[start]

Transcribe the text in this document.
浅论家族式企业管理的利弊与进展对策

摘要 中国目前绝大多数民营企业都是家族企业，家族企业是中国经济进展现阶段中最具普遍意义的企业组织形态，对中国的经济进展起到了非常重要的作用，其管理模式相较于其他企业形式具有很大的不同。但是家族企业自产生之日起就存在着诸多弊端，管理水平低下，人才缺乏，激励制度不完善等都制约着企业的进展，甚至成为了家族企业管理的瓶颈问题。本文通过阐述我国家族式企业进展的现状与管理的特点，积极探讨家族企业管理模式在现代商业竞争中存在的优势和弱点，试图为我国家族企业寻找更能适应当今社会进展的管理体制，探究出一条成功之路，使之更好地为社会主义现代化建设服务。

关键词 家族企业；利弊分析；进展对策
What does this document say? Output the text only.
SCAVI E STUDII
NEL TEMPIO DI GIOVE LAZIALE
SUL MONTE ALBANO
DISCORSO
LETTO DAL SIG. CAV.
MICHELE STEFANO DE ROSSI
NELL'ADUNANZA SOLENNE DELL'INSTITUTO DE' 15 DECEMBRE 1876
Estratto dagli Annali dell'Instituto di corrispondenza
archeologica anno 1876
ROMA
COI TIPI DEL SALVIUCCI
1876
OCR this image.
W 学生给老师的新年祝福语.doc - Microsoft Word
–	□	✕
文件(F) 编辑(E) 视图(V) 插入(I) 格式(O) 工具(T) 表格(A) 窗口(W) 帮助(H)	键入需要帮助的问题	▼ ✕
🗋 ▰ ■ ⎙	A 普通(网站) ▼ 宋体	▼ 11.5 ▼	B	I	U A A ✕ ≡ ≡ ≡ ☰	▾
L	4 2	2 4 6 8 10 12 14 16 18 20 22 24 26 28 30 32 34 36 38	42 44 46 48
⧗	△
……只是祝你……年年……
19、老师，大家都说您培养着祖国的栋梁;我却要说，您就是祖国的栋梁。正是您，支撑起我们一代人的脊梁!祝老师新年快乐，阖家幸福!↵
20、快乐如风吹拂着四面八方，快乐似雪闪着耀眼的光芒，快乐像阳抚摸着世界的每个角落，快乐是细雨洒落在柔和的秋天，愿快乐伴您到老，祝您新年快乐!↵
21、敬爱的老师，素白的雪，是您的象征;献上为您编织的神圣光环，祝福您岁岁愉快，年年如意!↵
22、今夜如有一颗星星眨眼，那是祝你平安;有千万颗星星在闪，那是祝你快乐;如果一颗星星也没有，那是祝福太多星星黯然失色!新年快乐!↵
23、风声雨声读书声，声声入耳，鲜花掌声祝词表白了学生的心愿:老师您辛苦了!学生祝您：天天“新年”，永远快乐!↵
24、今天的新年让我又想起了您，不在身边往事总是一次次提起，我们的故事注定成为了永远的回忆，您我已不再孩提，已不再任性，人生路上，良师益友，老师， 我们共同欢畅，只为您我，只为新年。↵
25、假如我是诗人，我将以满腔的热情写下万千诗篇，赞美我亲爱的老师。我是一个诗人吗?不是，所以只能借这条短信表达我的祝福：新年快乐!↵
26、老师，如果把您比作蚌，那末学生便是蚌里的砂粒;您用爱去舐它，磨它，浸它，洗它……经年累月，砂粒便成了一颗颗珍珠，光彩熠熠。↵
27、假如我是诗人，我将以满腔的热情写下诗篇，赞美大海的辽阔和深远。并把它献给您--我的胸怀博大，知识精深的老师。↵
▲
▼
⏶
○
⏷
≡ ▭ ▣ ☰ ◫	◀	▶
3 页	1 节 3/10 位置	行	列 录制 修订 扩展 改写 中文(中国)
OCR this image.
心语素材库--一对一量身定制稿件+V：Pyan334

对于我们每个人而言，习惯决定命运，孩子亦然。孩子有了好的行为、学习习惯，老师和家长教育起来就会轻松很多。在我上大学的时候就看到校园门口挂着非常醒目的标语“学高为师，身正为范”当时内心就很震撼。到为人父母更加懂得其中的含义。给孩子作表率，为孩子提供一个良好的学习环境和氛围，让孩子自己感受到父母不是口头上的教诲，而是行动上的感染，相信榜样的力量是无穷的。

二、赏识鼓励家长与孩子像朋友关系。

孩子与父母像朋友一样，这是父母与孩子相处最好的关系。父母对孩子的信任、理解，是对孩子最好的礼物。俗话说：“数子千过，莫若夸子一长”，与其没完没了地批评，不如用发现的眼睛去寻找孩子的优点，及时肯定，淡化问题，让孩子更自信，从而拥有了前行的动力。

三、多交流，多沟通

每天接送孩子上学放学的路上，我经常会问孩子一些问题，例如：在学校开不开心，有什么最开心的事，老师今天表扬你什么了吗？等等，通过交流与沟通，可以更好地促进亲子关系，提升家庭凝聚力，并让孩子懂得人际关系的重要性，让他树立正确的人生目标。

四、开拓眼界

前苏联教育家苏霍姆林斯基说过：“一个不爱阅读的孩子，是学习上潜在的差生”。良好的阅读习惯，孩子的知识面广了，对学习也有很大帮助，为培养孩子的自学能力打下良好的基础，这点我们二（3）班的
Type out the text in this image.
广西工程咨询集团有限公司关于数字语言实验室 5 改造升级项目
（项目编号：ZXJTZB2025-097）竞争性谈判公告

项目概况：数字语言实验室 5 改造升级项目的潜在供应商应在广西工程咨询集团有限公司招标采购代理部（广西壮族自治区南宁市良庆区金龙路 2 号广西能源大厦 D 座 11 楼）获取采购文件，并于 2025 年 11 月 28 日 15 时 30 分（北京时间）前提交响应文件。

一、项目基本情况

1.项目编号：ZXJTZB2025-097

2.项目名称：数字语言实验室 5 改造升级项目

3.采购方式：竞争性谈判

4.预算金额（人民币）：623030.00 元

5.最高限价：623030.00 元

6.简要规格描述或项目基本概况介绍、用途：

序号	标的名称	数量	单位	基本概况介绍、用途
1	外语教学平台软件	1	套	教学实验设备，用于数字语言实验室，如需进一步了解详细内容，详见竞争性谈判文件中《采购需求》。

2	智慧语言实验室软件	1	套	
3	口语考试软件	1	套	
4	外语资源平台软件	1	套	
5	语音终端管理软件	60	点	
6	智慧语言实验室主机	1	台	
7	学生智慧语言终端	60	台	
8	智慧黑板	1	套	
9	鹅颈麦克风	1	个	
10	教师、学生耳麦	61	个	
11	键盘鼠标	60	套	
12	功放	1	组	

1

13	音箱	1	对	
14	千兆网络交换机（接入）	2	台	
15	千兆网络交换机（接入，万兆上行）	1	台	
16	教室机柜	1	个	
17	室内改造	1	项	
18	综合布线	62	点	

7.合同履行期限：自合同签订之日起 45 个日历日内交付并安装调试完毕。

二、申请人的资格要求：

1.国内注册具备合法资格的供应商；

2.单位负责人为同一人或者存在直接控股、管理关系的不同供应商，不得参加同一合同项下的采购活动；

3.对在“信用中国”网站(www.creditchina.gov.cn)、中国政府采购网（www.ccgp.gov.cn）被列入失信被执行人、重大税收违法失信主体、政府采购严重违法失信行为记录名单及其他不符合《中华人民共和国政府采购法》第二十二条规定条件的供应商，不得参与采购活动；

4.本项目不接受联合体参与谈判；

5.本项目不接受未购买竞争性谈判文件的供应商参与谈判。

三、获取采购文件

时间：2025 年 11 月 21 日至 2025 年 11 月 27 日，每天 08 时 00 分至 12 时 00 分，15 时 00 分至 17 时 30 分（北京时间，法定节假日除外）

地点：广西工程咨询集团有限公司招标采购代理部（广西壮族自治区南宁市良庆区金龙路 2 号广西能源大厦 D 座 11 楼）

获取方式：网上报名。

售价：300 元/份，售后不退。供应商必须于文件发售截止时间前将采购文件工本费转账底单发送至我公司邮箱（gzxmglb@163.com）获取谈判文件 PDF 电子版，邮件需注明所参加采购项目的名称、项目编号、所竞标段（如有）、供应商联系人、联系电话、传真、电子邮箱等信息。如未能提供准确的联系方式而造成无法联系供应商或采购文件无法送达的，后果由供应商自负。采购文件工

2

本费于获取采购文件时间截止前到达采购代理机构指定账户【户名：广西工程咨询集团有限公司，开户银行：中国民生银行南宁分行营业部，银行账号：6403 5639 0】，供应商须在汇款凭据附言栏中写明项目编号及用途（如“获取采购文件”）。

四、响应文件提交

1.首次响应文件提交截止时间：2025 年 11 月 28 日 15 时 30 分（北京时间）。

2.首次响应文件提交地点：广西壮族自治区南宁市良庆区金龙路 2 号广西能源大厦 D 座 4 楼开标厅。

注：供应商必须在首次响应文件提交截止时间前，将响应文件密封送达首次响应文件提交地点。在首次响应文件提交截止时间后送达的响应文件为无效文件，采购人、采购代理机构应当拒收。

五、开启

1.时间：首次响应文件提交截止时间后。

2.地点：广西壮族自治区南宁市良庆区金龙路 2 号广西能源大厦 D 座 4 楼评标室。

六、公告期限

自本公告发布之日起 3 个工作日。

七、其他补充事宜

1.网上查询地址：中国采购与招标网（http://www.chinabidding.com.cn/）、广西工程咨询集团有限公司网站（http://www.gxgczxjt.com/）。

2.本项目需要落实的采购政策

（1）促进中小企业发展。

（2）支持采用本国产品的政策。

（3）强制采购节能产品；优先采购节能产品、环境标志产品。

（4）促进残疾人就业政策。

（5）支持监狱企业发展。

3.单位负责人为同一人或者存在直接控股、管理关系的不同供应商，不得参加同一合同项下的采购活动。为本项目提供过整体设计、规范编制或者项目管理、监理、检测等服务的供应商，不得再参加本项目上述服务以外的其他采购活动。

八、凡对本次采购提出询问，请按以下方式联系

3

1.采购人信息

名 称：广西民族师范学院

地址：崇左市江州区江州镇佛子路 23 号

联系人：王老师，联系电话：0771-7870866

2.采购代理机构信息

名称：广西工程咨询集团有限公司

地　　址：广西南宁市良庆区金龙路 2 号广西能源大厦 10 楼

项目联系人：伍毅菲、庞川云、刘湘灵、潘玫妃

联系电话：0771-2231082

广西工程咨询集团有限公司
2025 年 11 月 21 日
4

[end]

§ **What you need to do**: Pull out all lines containing the word "管理关系的不同供应商" from the entries above.

§ **Output for this task**:
2.单位负责人为同一人或者存在直接控股、管理关系的不同供应商，不得参加同一合同项下的采购活动；
3.单位负责人为同一人或者存在直接控股、管理关系的不同供应商，不得参加同一合同项下的采购活动。为本项目提供过整体设计、规范编制或者项目管理、监理、检测等服务的供应商，不得再参加本项目上述服务以外的其他采购活动。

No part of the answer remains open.